** TASK STATEMENT **
Each entry must appear again exactly as it does in the source.

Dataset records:
[start]
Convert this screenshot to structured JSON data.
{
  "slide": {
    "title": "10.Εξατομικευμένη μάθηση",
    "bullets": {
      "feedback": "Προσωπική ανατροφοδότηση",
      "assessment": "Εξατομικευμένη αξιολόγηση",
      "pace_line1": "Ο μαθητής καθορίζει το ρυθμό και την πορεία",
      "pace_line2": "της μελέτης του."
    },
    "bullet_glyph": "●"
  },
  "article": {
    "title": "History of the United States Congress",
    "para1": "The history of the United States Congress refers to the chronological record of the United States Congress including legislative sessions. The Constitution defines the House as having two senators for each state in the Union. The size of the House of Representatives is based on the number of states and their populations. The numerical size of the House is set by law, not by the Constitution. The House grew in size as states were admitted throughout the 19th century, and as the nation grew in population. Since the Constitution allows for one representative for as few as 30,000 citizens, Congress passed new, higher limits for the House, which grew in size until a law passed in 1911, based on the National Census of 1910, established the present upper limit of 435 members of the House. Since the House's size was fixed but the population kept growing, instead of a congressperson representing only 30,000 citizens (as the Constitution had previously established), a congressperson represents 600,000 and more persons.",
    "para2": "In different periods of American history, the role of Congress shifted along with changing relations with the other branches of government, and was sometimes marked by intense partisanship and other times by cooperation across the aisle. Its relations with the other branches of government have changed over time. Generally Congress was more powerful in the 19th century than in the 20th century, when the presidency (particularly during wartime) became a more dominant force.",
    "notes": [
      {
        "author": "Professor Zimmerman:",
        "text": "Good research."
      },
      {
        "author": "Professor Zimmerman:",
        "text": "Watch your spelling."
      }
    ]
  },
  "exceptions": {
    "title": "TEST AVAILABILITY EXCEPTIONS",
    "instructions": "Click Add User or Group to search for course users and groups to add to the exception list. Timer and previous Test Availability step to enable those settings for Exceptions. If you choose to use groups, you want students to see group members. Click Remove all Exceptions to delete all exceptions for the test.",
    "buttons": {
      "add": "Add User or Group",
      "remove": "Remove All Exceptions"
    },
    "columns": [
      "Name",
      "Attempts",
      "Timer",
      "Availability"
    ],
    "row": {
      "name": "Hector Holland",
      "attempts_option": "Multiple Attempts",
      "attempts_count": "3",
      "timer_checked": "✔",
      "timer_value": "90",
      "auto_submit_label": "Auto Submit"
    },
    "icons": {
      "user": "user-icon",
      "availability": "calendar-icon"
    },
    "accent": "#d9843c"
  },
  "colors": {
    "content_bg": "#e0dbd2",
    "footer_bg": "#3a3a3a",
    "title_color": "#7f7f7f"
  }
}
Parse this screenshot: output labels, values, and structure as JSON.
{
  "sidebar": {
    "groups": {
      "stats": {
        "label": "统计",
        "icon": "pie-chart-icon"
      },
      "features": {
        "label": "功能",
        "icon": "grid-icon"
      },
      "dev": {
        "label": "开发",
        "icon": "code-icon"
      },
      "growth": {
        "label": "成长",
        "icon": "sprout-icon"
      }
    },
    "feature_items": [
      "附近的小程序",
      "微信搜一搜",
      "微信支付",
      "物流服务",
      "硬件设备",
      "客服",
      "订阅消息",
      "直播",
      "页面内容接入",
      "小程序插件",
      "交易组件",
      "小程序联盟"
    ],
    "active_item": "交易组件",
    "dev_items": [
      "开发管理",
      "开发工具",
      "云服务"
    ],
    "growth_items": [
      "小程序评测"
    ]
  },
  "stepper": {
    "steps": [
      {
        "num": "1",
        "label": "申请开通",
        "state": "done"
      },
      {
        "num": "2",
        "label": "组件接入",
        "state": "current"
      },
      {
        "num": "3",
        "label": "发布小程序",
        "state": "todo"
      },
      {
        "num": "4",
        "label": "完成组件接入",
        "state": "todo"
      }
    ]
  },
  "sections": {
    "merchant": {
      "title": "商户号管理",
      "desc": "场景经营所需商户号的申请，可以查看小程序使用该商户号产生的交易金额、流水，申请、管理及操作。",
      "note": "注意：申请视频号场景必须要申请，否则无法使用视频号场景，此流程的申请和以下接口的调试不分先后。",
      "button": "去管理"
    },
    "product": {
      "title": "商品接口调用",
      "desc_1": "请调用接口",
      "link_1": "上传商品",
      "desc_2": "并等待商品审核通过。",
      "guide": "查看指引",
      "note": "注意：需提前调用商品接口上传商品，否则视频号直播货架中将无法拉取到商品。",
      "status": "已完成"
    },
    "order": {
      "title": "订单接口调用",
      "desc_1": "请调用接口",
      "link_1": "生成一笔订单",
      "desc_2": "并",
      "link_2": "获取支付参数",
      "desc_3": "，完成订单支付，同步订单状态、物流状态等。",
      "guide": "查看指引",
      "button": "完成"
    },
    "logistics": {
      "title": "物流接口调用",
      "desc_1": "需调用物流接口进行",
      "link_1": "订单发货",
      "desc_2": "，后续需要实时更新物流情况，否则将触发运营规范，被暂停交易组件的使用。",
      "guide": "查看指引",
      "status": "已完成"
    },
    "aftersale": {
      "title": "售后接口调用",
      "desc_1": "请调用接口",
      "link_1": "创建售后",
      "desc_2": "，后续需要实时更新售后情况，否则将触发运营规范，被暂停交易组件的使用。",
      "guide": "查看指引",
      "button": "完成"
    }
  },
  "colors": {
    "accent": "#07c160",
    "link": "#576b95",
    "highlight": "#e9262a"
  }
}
[end]
** ANSWER TO THE TASK **
Convert this screenshot to structured JSON data.
{
  "slide": {
    "title": "10.Εξατομικευμένη μάθηση",
    "bullets": {
      "feedback": "Προσωπική ανατροφοδότηση",
      "assessment": "Εξατομικευμένη αξιολόγηση",
      "pace_line1": "Ο μαθητής καθορίζει το ρυθμό και την πορεία",
      "pace_line2": "της μελέτης του."
    },
    "bullet_glyph": "●"
  },
  "article": {
    "title": "History of the United States Congress",
    "para1": "The history of the United States Congress refers to the chronological record of the United States Congress including legislative sessions. The Constitution defines the House as having two senators for each state in the Union. The size of the House of Representatives is based on the number of states and their populations. The numerical size of the House is set by law, not by the Constitution. The House grew in size as states were admitted throughout the 19th century, and as the nation grew in population. Since the Constitution allows for one representative for as few as 30,000 citizens, Congress passed new, higher limits for the House, which grew in size until a law passed in 1911, based on the National Census of 1910, established the present upper limit of 435 members of the House. Since the House's size was fixed but the population kept growing, instead of a congressperson representing only 30,000 citizens (as the Constitution had previously established), a congressperson represents 600,000 and more persons.",
    "para2": "In different periods of American history, the role of Congress shifted along with changing relations with the other branches of government, and was sometimes marked by intense partisanship and other times by cooperation across the aisle. Its relations with the other branches of government have changed over time. Generally Congress was more powerful in the 19th century than in the 20th century, when the presidency (particularly during wartime) became a more dominant force.",
    "notes": [
      {
        "author": "Professor Zimmerman:",
        "text": "Good research."
      },
      {
        "author": "Professor Zimmerman:",
        "text": "Watch your spelling."
      }
    ]
  },
  "exceptions": {
    "title": "TEST AVAILABILITY EXCEPTIONS",
    "instructions": "Click Add User or Group to search for course users and groups to add to the exception list. Timer and previous Test Availability step to enable those settings for Exceptions. If you choose to use groups, you want students to see group members. Click Remove all Exceptions to delete all exceptions for the test.",
    "buttons": {
      "add": "Add User or Group",
      "remove": "Remove All Exceptions"
    },
    "columns": [
      "Name",
      "Attempts",
      "Timer",
      "Availability"
    ],
    "row": {
      "name": "Hector Holland",
      "attempts_option": "Multiple Attempts",
      "attempts_count": "3",
      "timer_checked": "✔",
      "timer_value": "90",
      "auto_submit_label": "Auto Submit"
    },
    "icons": {
      "user": "user-icon",
      "availability": "calendar-icon"
    },
    "accent": "#d9843c"
  },
  "colors": {
    "content_bg": "#e0dbd2",
    "footer_bg": "#3a3a3a",
    "title_color": "#7f7f7f"
  }
}
Parse this screenshot: output labels, values, and structure as JSON.
{
  "sidebar": {
    "groups": {
      "stats": {
        "label": "统计",
        "icon": "pie-chart-icon"
      },
      "features": {
        "label": "功能",
        "icon": "grid-icon"
      },
      "dev": {
        "label": "开发",
        "icon": "code-icon"
      },
      "growth": {
        "label": "成长",
        "icon": "sprout-icon"
      }
    },
    "feature_items": [
      "附近的小程序",
      "微信搜一搜",
      "微信支付",
      "物流服务",
      "硬件设备",
      "客服",
      "订阅消息",
      "直播",
      "页面内容接入",
      "小程序插件",
      "交易组件",
      "小程序联盟"
    ],
    "active_item": "交易组件",
    "dev_items": [
      "开发管理",
      "开发工具",
      "云服务"
    ],
    "growth_items": [
      "小程序评测"
    ]
  },
  "stepper": {
    "steps": [
      {
        "num": "1",
        "label": "申请开通",
        "state": "done"
      },
      {
        "num": "2",
        "label": "组件接入",
        "state": "current"
      },
      {
        "num": "3",
        "label": "发布小程序",
        "state": "todo"
      },
      {
        "num": "4",
        "label": "完成组件接入",
        "state": "todo"
      }
    ]
  },
  "sections": {
    "merchant": {
      "title": "商户号管理",
      "desc": "场景经营所需商户号的申请，可以查看小程序使用该商户号产生的交易金额、流水，申请、管理及操作。",
      "note": "注意：申请视频号场景必须要申请，否则无法使用视频号场景，此流程的申请和以下接口的调试不分先后。",
      "button": "去管理"
    },
    "product": {
      "title": "商品接口调用",
      "desc_1": "请调用接口",
      "link_1": "上传商品",
      "desc_2": "并等待商品审核通过。",
      "guide": "查看指引",
      "note": "注意：需提前调用商品接口上传商品，否则视频号直播货架中将无法拉取到商品。",
      "status": "已完成"
    },
    "order": {
      "title": "订单接口调用",
      "desc_1": "请调用接口",
      "link_1": "生成一笔订单",
      "desc_2": "并",
      "link_2": "获取支付参数",
      "desc_3": "，完成订单支付，同步订单状态、物流状态等。",
      "guide": "查看指引",
      "button": "完成"
    },
    "logistics": {
      "title": "物流接口调用",
      "desc_1": "需调用物流接口进行",
      "link_1": "订单发货",
      "desc_2": "，后续需要实时更新物流情况，否则将触发运营规范，被暂停交易组件的使用。",
      "guide": "查看指引",
      "status": "已完成"
    },
    "aftersale": {
      "title": "售后接口调用",
      "desc_1": "请调用接口",
      "link_1": "创建售后",
      "desc_2": "，后续需要实时更新售后情况，否则将触发运营规范，被暂停交易组件的使用。",
      "guide": "查看指引",
      "button": "完成"
    }
  },
  "colors": {
    "accent": "#07c160",
    "link": "#576b95",
    "highlight": "#e9262a"
  }
}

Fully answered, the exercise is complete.